-- START --

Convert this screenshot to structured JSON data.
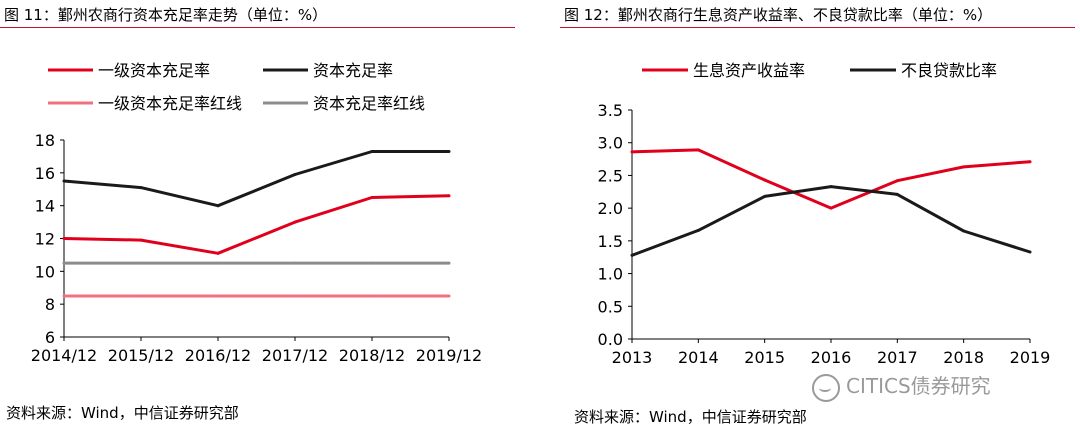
{
  "charts": [
    {
      "fig_title": "图 11：鄞州农商行资本充足率走势（单位：%）",
      "source": "资料来源：Wind，中信证券研究部"
    },
    {
      "fig_title": "图 12：鄞州农商行生息资产收益率、不良贷款比率（单位：%）",
      "source": "资料来源：Wind，中信证券研究部"
    }
  ],
  "watermark": "CITICS债券研究",
  "chart_data": [
    {
      "type": "line",
      "title": "鄞州农商行资本充足率走势（单位：%）",
      "categories": [
        "2014/12",
        "2015/12",
        "2016/12",
        "2017/12",
        "2018/12",
        "2019/12"
      ],
      "ylim": [
        6,
        18
      ],
      "yticks": [
        6,
        8,
        10,
        12,
        14,
        16,
        18
      ],
      "legend_position": "top",
      "series": [
        {
          "name": "一级资本充足率",
          "color": "#e0001b",
          "values": [
            12.0,
            11.9,
            11.1,
            13.0,
            14.5,
            14.6
          ]
        },
        {
          "name": "资本充足率",
          "color": "#1a1a1a",
          "values": [
            15.5,
            15.1,
            14.0,
            15.9,
            17.3,
            17.3
          ]
        },
        {
          "name": "一级资本充足率红线",
          "color": "#f07080",
          "values": [
            8.5,
            8.5,
            8.5,
            8.5,
            8.5,
            8.5
          ]
        },
        {
          "name": "资本充足率红线",
          "color": "#8c8c8c",
          "values": [
            10.5,
            10.5,
            10.5,
            10.5,
            10.5,
            10.5
          ]
        }
      ]
    },
    {
      "type": "line",
      "title": "鄞州农商行生息资产收益率、不良贷款比率（单位：%）",
      "categories": [
        "2013",
        "2014",
        "2015",
        "2016",
        "2017",
        "2018",
        "2019"
      ],
      "ylim": [
        0.0,
        3.5
      ],
      "yticks": [
        "0.0",
        "0.5",
        "1.0",
        "1.5",
        "2.0",
        "2.5",
        "3.0",
        "3.5"
      ],
      "legend_position": "top",
      "series": [
        {
          "name": "生息资产收益率",
          "color": "#e0001b",
          "values": [
            2.86,
            2.89,
            2.43,
            2.0,
            2.42,
            2.63,
            2.71
          ]
        },
        {
          "name": "不良贷款比率",
          "color": "#1a1a1a",
          "values": [
            1.28,
            1.66,
            2.18,
            2.33,
            2.21,
            1.65,
            1.33
          ]
        }
      ]
    }
  ]
}
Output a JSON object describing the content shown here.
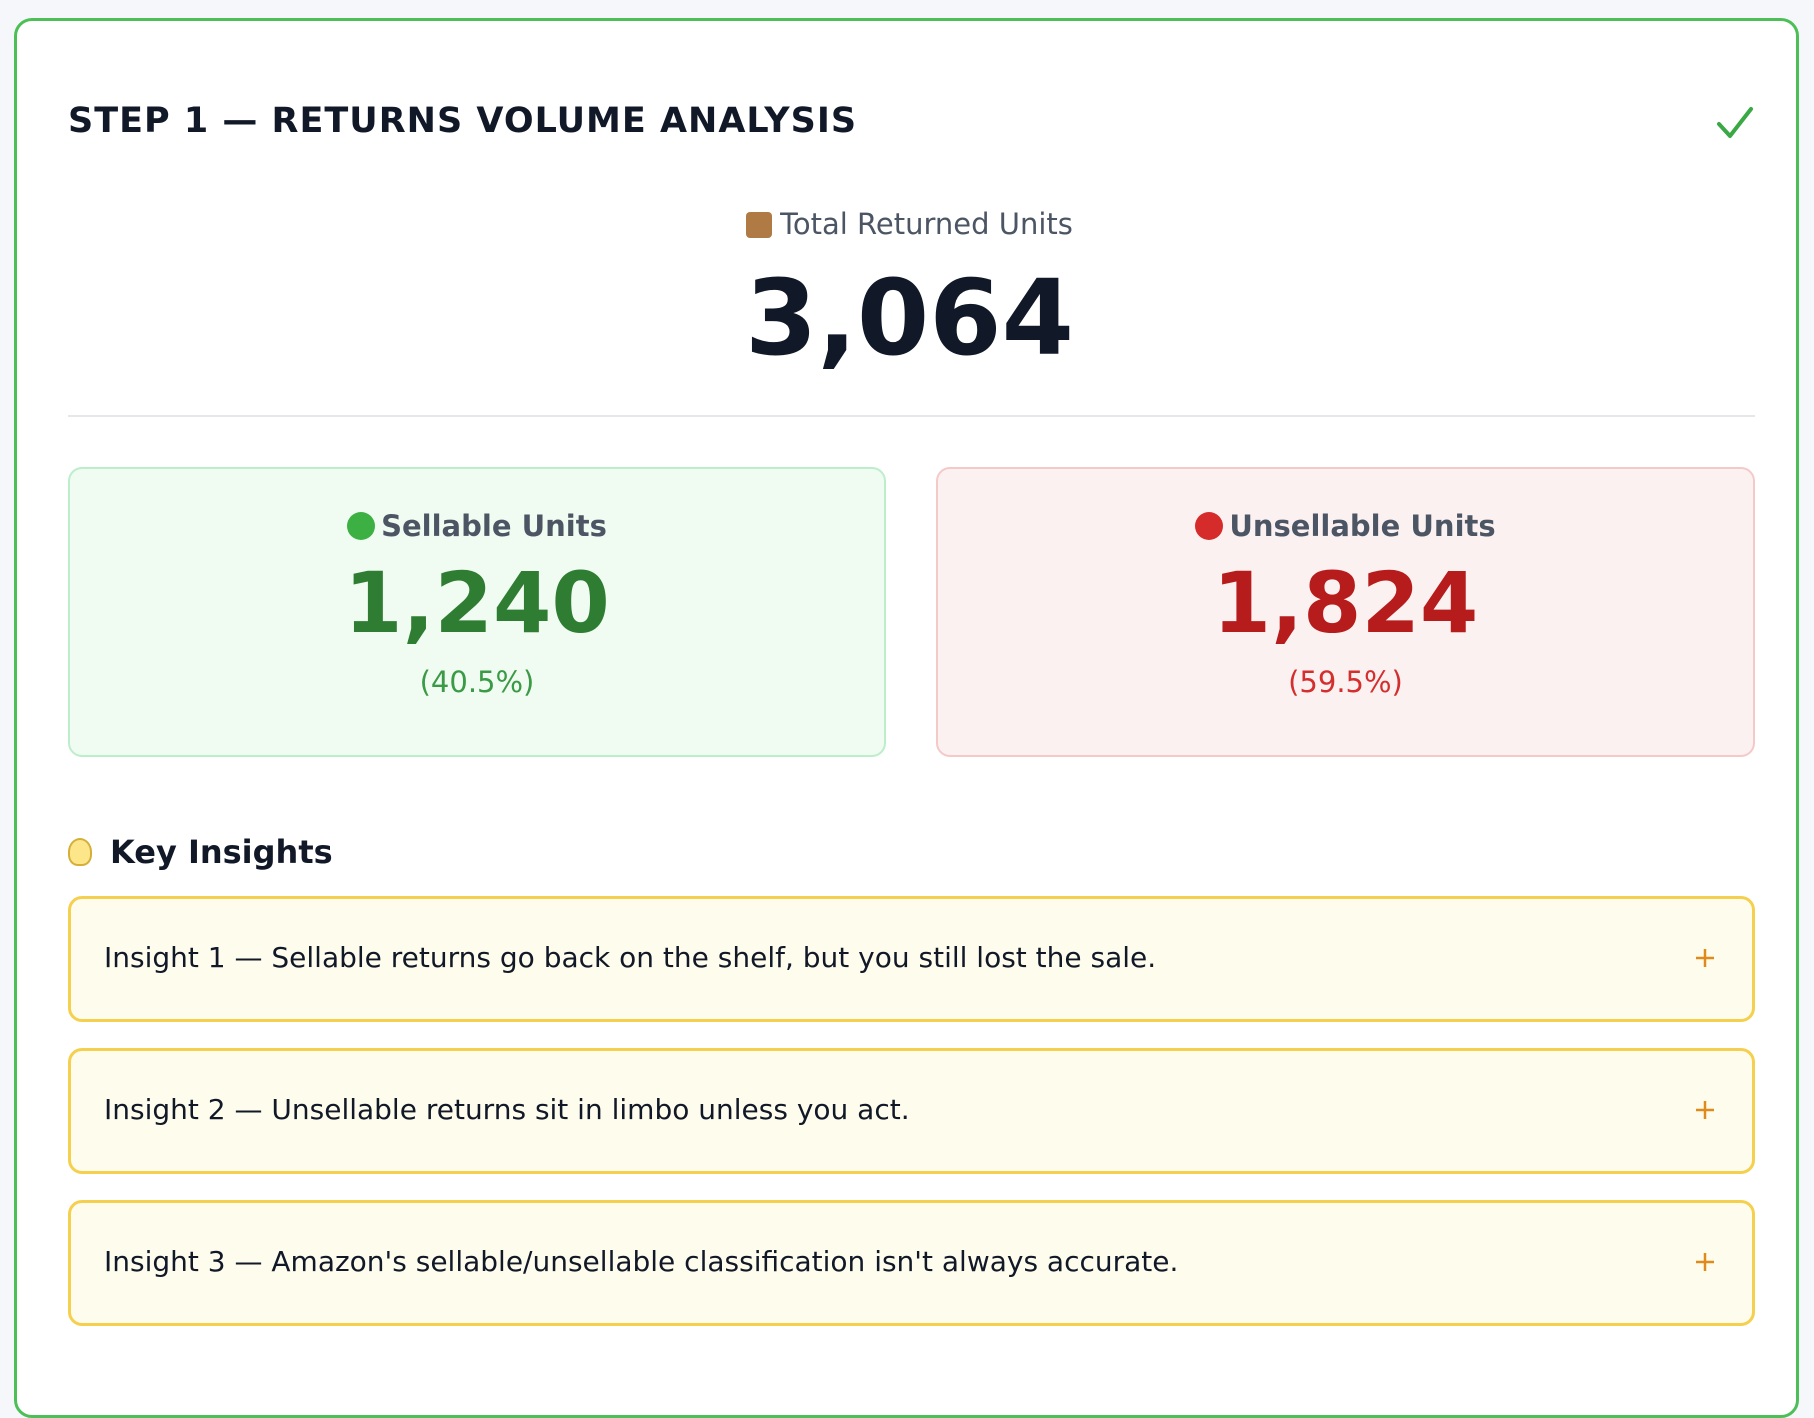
{
  "header": {
    "title": "STEP 1 — RETURNS VOLUME ANALYSIS"
  },
  "total": {
    "label": "Total Returned Units",
    "value": "3,064"
  },
  "sellable": {
    "label": "Sellable Units",
    "value": "1,240",
    "percent": "(40.5%)"
  },
  "unsellable": {
    "label": "Unsellable Units",
    "value": "1,824",
    "percent": "(59.5%)"
  },
  "insights": {
    "title": "Key Insights",
    "items": [
      {
        "text": "Insight 1 — Sellable returns go back on the shelf, but you still lost the sale."
      },
      {
        "text": "Insight 2 — Unsellable returns sit in limbo unless you act."
      },
      {
        "text": "Insight 3 — Amazon's sellable/unsellable classification isn't always accurate."
      }
    ]
  }
}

-- END --

- Task details
Each line from the one that contains "Output a JSON" through the end of the records should be restated exactly; include both end lines and leave any pictures out.

- The answer
Output a JSON object describing the content shown here.
{
  "header": {
    "title": "STEP 1 — RETURNS VOLUME ANALYSIS"
  },
  "total": {
    "label": "Total Returned Units",
    "value": "3,064"
  },
  "sellable": {
    "label": "Sellable Units",
    "value": "1,240",
    "percent": "(40.5%)"
  },
  "unsellable": {
    "label": "Unsellable Units",
    "value": "1,824",
    "percent": "(59.5%)"
  },
  "insights": {
    "title": "Key Insights",
    "items": [
      {
        "text": "Insight 1 — Sellable returns go back on the shelf, but you still lost the sale."
      },
      {
        "text": "Insight 2 — Unsellable returns sit in limbo unless you act."
      },
      {
        "text": "Insight 3 — Amazon's sellable/unsellable classification isn't always accurate."
      }
    ]
  }
}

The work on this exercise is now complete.